■ **Problem to work on**:
Reproduce the records below in their entirety, character for character.

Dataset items
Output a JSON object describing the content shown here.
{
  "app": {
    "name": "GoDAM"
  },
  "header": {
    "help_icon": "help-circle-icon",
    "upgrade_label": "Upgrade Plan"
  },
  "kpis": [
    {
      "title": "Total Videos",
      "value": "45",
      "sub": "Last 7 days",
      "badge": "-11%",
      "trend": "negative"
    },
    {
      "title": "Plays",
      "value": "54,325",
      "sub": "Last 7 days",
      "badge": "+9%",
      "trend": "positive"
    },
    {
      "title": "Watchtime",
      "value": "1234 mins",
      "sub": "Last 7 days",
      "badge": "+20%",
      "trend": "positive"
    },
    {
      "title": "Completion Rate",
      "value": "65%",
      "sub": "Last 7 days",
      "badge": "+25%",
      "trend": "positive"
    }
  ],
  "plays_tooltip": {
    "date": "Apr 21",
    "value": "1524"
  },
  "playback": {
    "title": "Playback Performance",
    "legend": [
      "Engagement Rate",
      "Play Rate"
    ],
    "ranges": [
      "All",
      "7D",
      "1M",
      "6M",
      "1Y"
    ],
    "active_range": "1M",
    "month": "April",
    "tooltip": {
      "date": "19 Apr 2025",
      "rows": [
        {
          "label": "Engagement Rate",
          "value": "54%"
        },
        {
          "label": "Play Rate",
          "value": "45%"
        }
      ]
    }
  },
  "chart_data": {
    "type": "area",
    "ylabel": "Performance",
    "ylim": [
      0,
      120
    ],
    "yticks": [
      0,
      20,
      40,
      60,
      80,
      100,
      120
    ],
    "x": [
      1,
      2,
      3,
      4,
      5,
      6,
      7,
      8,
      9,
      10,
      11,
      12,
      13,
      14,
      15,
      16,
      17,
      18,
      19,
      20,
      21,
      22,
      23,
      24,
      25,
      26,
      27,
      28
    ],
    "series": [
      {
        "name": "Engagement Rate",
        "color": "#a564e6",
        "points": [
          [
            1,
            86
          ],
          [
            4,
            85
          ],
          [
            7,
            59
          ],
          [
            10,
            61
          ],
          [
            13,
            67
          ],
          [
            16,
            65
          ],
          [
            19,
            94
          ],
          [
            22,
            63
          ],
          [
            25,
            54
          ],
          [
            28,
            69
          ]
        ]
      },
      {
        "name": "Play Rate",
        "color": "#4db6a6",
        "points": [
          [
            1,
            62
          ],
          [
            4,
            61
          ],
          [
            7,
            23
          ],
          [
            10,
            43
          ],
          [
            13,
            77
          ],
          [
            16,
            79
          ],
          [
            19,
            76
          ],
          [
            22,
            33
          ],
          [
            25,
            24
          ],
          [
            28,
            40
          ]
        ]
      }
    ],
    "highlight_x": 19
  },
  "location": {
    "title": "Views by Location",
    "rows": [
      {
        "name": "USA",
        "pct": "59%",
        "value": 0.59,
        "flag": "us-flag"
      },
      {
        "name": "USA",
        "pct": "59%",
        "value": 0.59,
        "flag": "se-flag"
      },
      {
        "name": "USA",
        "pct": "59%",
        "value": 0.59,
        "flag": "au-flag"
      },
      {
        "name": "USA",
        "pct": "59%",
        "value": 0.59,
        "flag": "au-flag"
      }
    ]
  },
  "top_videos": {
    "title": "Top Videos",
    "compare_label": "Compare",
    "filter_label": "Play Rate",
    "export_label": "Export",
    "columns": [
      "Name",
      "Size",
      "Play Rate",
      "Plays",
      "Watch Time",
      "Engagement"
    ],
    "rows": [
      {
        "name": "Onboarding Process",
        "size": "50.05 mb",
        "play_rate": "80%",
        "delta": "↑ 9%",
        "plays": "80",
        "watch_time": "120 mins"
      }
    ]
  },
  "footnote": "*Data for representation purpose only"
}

■ **Task solution**:
Output a JSON object describing the content shown here.
{
  "app": {
    "name": "GoDAM"
  },
  "header": {
    "help_icon": "help-circle-icon",
    "upgrade_label": "Upgrade Plan"
  },
  "kpis": [
    {
      "title": "Total Videos",
      "value": "45",
      "sub": "Last 7 days",
      "badge": "-11%",
      "trend": "negative"
    },
    {
      "title": "Plays",
      "value": "54,325",
      "sub": "Last 7 days",
      "badge": "+9%",
      "trend": "positive"
    },
    {
      "title": "Watchtime",
      "value": "1234 mins",
      "sub": "Last 7 days",
      "badge": "+20%",
      "trend": "positive"
    },
    {
      "title": "Completion Rate",
      "value": "65%",
      "sub": "Last 7 days",
      "badge": "+25%",
      "trend": "positive"
    }
  ],
  "plays_tooltip": {
    "date": "Apr 21",
    "value": "1524"
  },
  "playback": {
    "title": "Playback Performance",
    "legend": [
      "Engagement Rate",
      "Play Rate"
    ],
    "ranges": [
      "All",
      "7D",
      "1M",
      "6M",
      "1Y"
    ],
    "active_range": "1M",
    "month": "April",
    "tooltip": {
      "date": "19 Apr 2025",
      "rows": [
        {
          "label": "Engagement Rate",
          "value": "54%"
        },
        {
          "label": "Play Rate",
          "value": "45%"
        }
      ]
    }
  },
  "chart_data": {
    "type": "area",
    "ylabel": "Performance",
    "ylim": [
      0,
      120
    ],
    "yticks": [
      0,
      20,
      40,
      60,
      80,
      100,
      120
    ],
    "x": [
      1,
      2,
      3,
      4,
      5,
      6,
      7,
      8,
      9,
      10,
      11,
      12,
      13,
      14,
      15,
      16,
      17,
      18,
      19,
      20,
      21,
      22,
      23,
      24,
      25,
      26,
      27,
      28
    ],
    "series": [
      {
        "name": "Engagement Rate",
        "color": "#a564e6",
        "points": [
          [
            1,
            86
          ],
          [
            4,
            85
          ],
          [
            7,
            59
          ],
          [
            10,
            61
          ],
          [
            13,
            67
          ],
          [
            16,
            65
          ],
          [
            19,
            94
          ],
          [
            22,
            63
          ],
          [
            25,
            54
          ],
          [
            28,
            69
          ]
        ]
      },
      {
        "name": "Play Rate",
        "color": "#4db6a6",
        "points": [
          [
            1,
            62
          ],
          [
            4,
            61
          ],
          [
            7,
            23
          ],
          [
            10,
            43
          ],
          [
            13,
            77
          ],
          [
            16,
            79
          ],
          [
            19,
            76
          ],
          [
            22,
            33
          ],
          [
            25,
            24
          ],
          [
            28,
            40
          ]
        ]
      }
    ],
    "highlight_x": 19
  },
  "location": {
    "title": "Views by Location",
    "rows": [
      {
        "name": "USA",
        "pct": "59%",
        "value": 0.59,
        "flag": "us-flag"
      },
      {
        "name": "USA",
        "pct": "59%",
        "value": 0.59,
        "flag": "se-flag"
      },
      {
        "name": "USA",
        "pct": "59%",
        "value": 0.59,
        "flag": "au-flag"
      },
      {
        "name": "USA",
        "pct": "59%",
        "value": 0.59,
        "flag": "au-flag"
      }
    ]
  },
  "top_videos": {
    "title": "Top Videos",
    "compare_label": "Compare",
    "filter_label": "Play Rate",
    "export_label": "Export",
    "columns": [
      "Name",
      "Size",
      "Play Rate",
      "Plays",
      "Watch Time",
      "Engagement"
    ],
    "rows": [
      {
        "name": "Onboarding Process",
        "size": "50.05 mb",
        "play_rate": "80%",
        "delta": "↑ 9%",
        "plays": "80",
        "watch_time": "120 mins"
      }
    ]
  },
  "footnote": "*Data for representation purpose only"
}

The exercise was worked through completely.